- Dataset rows about figures -

• • •

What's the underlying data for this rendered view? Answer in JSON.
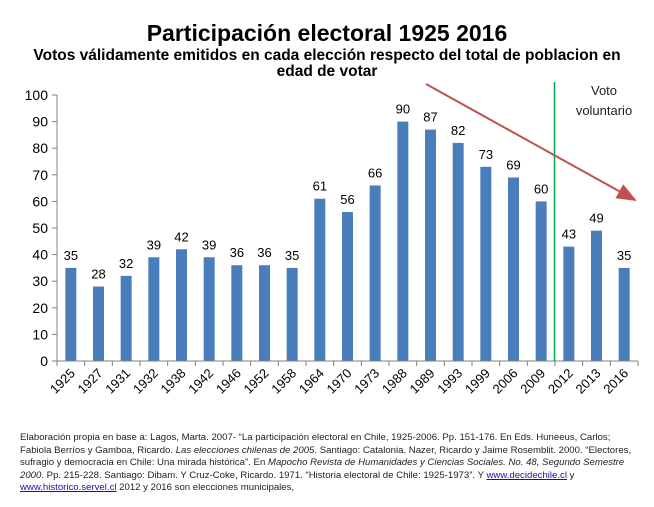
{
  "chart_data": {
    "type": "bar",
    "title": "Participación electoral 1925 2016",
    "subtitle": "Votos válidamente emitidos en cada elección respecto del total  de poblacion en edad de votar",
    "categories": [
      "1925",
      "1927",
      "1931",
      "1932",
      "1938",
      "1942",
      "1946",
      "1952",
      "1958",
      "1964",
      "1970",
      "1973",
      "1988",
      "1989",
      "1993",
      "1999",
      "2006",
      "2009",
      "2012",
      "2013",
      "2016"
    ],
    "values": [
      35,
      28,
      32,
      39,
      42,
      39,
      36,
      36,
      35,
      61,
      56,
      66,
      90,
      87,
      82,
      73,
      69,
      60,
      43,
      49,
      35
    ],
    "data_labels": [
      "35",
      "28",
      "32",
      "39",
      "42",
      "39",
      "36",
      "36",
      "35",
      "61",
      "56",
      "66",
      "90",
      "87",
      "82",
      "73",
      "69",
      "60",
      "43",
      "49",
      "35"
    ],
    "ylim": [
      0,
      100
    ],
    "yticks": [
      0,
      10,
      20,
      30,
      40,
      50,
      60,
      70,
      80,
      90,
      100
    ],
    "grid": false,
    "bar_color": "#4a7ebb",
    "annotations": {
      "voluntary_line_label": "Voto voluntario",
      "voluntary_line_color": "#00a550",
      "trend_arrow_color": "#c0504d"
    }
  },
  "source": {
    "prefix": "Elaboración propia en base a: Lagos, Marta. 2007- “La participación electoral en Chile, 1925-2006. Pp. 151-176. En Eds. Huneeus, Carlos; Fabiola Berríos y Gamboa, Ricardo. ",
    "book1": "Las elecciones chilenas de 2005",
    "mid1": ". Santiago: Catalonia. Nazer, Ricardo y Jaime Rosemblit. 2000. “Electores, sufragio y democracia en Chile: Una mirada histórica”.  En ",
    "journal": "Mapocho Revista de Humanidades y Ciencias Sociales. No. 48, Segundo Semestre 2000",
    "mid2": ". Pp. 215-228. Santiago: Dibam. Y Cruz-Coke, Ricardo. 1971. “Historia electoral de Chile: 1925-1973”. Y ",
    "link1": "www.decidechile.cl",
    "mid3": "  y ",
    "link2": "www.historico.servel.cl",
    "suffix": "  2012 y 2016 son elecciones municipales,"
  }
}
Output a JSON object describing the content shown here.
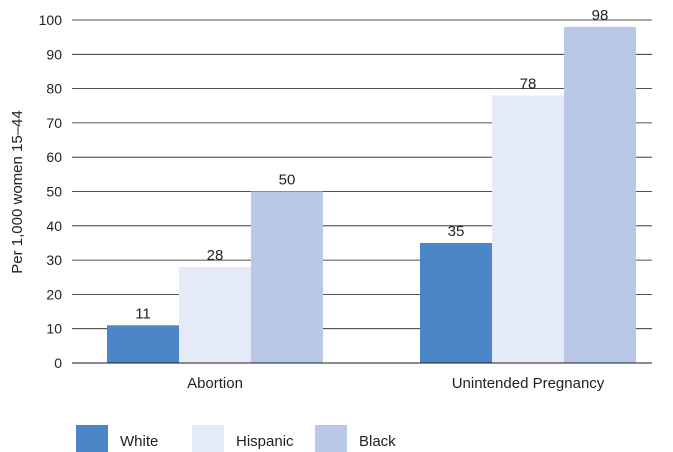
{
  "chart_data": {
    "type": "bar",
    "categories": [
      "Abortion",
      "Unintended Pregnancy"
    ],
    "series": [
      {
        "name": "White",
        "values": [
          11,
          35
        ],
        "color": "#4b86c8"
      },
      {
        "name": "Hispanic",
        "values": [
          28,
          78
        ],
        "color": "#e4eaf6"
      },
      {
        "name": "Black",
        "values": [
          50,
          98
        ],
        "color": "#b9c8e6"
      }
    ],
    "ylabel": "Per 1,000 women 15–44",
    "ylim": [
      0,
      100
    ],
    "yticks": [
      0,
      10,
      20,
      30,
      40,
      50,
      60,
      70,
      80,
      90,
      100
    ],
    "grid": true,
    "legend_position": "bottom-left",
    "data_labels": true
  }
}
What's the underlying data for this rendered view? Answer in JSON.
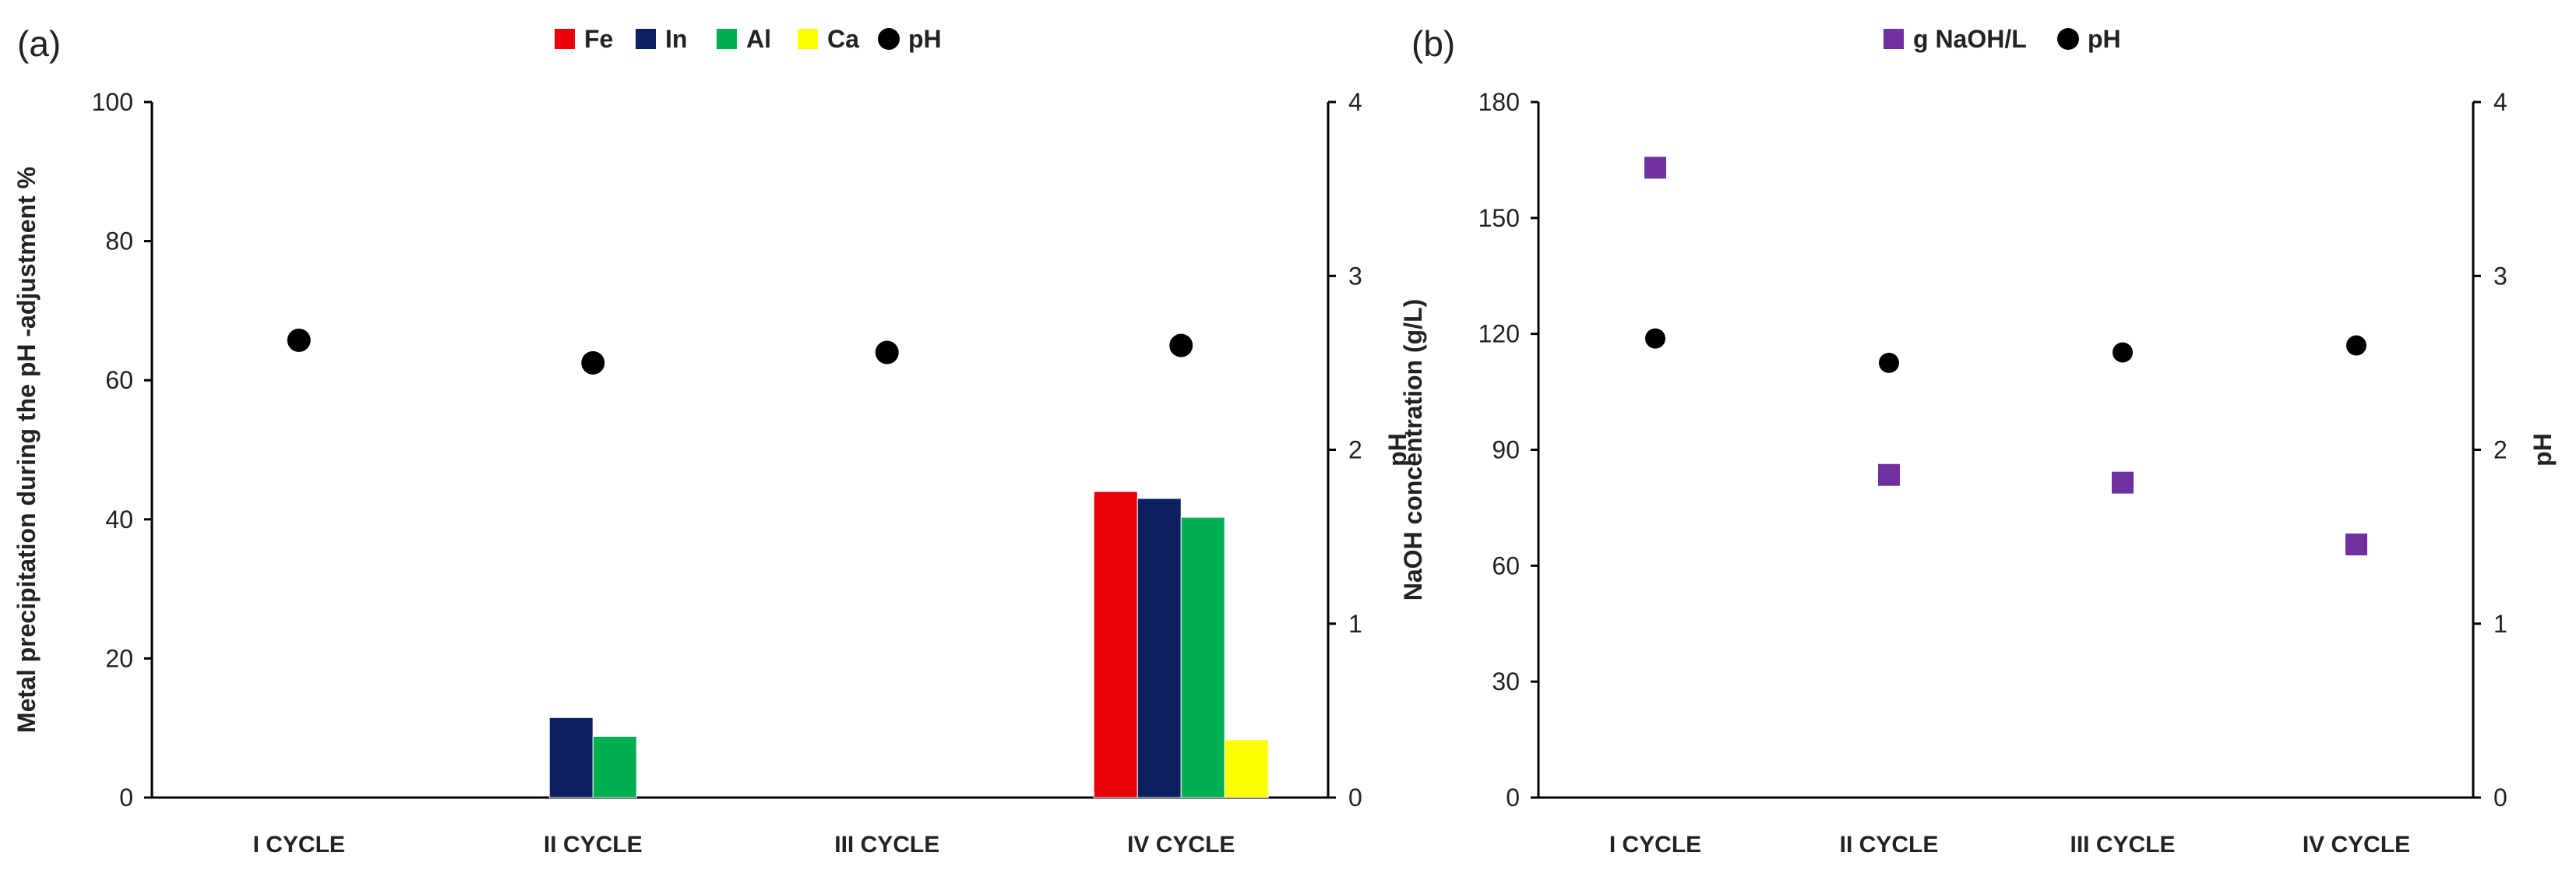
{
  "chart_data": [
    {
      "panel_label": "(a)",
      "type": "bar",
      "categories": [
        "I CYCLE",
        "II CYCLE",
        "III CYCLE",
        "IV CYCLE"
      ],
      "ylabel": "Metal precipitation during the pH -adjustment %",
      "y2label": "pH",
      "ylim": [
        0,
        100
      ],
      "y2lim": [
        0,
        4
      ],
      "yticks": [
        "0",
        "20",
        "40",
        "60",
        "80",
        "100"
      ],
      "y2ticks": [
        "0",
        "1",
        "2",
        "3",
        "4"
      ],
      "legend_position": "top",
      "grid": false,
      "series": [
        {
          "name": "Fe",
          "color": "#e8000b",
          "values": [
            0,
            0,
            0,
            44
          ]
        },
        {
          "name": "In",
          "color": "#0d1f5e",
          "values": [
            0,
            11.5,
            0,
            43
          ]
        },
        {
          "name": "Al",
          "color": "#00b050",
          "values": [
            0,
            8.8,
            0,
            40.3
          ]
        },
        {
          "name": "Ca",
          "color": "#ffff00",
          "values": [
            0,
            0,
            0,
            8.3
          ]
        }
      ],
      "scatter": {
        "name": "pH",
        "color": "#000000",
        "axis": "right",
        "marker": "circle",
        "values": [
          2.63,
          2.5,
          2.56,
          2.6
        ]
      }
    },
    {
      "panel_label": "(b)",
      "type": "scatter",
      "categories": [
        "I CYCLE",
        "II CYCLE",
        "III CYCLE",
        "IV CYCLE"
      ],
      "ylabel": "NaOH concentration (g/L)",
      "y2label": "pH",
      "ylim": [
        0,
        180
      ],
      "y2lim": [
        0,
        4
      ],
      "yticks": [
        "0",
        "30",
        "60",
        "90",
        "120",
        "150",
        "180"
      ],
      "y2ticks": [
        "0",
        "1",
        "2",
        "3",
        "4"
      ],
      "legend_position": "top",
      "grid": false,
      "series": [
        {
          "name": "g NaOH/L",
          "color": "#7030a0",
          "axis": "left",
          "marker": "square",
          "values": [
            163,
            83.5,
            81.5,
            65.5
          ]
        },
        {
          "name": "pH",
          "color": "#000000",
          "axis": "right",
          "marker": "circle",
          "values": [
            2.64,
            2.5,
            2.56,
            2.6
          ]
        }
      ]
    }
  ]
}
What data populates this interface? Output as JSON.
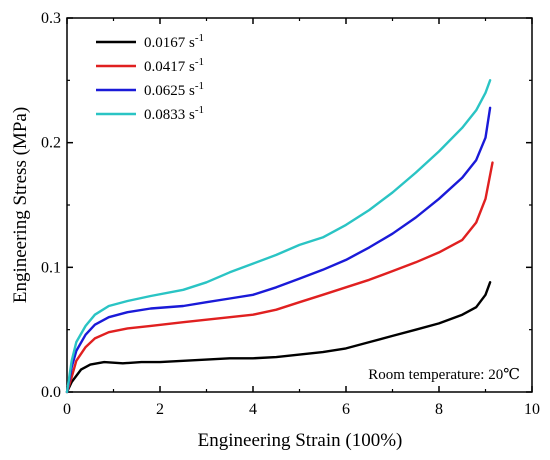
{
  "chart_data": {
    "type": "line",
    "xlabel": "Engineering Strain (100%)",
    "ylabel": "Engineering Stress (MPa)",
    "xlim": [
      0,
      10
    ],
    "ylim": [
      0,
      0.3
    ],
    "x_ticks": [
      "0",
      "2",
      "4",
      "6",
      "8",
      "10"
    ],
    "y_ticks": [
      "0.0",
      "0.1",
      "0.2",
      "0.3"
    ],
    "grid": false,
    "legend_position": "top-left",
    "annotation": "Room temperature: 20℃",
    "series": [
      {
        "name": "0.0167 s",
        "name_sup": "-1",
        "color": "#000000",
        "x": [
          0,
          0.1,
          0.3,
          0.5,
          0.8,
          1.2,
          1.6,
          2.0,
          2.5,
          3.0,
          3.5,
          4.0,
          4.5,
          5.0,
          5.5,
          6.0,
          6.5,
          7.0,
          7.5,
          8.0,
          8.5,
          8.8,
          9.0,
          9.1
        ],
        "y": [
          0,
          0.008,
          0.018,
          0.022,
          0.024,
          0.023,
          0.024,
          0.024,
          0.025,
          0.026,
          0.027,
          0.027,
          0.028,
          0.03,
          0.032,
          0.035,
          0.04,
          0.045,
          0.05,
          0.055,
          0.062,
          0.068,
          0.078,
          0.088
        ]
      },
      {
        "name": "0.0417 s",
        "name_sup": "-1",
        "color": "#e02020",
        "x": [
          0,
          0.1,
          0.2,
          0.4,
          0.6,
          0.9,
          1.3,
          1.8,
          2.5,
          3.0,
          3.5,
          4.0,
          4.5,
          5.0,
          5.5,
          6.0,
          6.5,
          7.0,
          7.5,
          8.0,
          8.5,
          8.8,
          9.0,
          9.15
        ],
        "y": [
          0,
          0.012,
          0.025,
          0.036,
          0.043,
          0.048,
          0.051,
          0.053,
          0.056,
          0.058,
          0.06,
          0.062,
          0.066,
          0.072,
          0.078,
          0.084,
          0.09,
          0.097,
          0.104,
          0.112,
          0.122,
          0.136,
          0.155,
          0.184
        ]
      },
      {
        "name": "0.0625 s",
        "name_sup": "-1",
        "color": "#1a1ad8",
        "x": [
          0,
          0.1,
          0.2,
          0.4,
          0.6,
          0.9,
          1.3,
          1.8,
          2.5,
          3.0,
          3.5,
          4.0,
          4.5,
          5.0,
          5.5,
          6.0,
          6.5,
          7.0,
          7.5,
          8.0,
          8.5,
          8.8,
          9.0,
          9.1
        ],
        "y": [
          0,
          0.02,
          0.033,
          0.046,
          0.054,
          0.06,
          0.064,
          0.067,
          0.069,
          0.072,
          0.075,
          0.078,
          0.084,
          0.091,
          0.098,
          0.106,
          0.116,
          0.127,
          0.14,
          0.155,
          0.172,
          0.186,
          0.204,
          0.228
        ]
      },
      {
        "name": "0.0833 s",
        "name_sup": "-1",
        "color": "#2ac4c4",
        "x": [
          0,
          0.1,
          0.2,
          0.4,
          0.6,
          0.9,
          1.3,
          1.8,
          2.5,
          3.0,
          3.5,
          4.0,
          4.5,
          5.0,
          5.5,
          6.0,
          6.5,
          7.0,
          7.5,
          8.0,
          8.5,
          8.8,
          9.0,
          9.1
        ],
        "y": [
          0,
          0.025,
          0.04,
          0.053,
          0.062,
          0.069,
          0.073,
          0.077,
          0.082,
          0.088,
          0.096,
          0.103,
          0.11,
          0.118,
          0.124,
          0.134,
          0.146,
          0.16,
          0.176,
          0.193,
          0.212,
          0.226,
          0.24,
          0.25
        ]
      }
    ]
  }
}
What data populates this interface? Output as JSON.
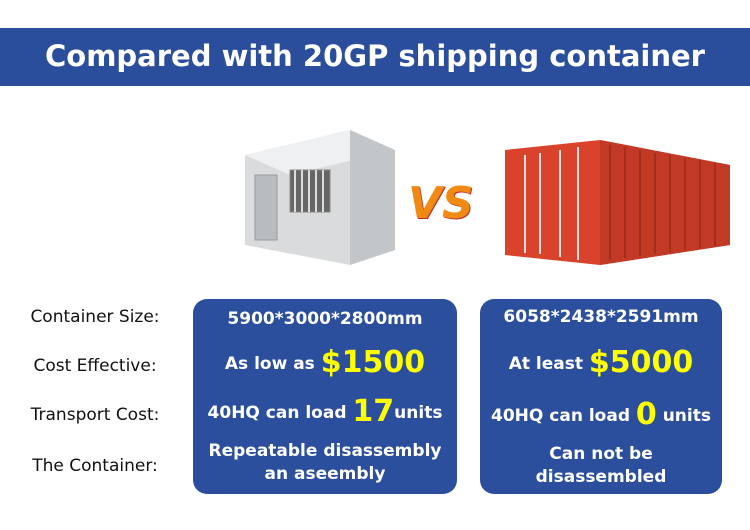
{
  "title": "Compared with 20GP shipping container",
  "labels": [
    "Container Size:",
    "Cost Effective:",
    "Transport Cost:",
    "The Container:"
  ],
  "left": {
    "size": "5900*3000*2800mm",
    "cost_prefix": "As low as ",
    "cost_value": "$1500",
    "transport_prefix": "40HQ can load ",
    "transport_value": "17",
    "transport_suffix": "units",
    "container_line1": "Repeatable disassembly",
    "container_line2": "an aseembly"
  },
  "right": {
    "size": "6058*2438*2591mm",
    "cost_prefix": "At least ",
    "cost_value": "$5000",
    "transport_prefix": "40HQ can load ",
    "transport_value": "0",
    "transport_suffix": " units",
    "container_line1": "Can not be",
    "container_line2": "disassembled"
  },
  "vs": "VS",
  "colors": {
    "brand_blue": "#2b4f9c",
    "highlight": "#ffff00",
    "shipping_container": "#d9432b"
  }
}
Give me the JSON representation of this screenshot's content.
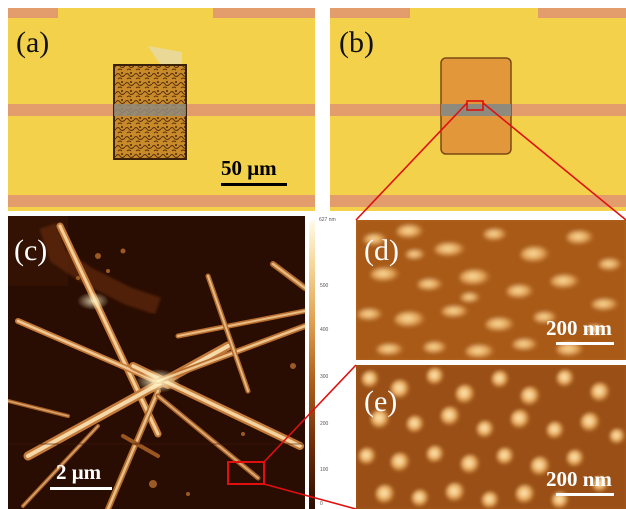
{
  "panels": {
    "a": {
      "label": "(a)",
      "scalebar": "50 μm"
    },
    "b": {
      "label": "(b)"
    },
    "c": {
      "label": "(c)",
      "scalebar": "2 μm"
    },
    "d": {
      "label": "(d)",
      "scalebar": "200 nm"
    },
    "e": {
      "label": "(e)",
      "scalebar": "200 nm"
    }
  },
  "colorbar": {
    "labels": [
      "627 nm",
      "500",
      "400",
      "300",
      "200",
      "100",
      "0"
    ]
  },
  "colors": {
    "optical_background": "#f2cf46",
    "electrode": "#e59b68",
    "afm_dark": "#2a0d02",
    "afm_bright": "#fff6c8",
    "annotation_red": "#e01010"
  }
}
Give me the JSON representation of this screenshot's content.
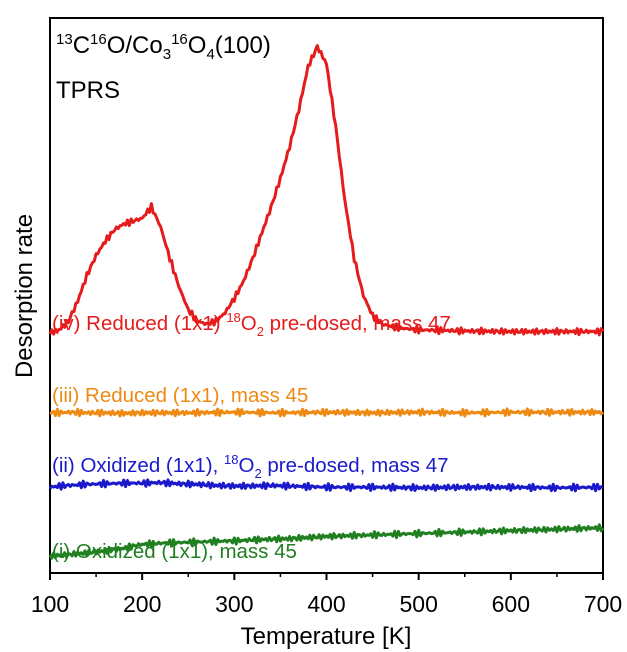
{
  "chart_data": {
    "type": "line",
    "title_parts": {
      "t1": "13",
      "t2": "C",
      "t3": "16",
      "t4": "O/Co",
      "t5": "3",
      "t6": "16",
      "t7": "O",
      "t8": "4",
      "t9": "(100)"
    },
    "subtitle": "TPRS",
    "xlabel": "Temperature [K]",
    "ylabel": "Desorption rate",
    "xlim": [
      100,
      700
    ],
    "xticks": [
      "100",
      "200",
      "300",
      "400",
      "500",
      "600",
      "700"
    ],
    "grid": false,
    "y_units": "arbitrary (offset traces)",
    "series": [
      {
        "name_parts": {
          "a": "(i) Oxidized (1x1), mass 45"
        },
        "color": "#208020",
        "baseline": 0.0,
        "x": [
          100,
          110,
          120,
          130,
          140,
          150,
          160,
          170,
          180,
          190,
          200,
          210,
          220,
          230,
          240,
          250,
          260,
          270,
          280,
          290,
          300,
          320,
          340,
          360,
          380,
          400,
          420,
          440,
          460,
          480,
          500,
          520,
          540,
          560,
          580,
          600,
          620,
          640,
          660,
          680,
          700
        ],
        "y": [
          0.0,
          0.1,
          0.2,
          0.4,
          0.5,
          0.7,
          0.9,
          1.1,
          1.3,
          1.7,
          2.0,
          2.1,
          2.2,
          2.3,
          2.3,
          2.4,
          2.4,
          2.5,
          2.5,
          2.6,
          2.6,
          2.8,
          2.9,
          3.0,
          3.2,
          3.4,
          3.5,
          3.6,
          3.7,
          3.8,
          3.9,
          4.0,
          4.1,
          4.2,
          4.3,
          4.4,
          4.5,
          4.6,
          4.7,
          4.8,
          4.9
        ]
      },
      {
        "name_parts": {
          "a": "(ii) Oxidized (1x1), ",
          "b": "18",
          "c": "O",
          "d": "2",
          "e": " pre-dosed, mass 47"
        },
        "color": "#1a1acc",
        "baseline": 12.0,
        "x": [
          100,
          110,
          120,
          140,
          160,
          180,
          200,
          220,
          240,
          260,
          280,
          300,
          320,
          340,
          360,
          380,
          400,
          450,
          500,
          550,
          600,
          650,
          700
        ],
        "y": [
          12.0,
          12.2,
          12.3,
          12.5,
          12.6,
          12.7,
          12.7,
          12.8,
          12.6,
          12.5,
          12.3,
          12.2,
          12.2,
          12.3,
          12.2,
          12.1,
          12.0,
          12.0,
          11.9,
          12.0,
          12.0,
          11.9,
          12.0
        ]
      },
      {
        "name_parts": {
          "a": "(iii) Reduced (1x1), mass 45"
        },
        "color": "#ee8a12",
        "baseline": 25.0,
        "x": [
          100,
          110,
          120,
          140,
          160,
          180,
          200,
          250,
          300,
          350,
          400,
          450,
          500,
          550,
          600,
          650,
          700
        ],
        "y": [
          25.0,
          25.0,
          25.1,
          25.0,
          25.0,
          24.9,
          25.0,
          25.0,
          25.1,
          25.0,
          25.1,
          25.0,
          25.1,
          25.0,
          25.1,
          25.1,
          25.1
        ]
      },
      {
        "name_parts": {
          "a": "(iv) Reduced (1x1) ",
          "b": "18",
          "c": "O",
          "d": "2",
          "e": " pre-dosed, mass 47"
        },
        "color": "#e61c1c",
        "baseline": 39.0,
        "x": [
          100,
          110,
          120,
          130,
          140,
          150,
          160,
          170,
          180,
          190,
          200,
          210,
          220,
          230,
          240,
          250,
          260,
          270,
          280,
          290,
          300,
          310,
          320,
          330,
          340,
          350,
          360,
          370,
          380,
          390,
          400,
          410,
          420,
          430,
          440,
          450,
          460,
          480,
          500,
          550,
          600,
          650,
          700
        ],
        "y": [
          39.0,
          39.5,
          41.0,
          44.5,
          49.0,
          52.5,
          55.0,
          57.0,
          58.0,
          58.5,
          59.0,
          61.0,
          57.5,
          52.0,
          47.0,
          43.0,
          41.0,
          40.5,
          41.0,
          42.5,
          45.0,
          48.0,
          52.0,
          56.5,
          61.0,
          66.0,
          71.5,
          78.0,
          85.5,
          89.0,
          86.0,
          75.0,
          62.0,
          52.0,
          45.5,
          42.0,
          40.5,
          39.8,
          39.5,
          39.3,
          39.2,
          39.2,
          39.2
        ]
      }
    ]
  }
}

• • •

- WHAT IS NEEDED -
Copy out every line of the data that includes "Reduced".

- ANSWER TO THIS TASK -
          "a": "(iii) Reduced (1x1), mass 45"
          "a": "(iv) Reduced (1x1) ",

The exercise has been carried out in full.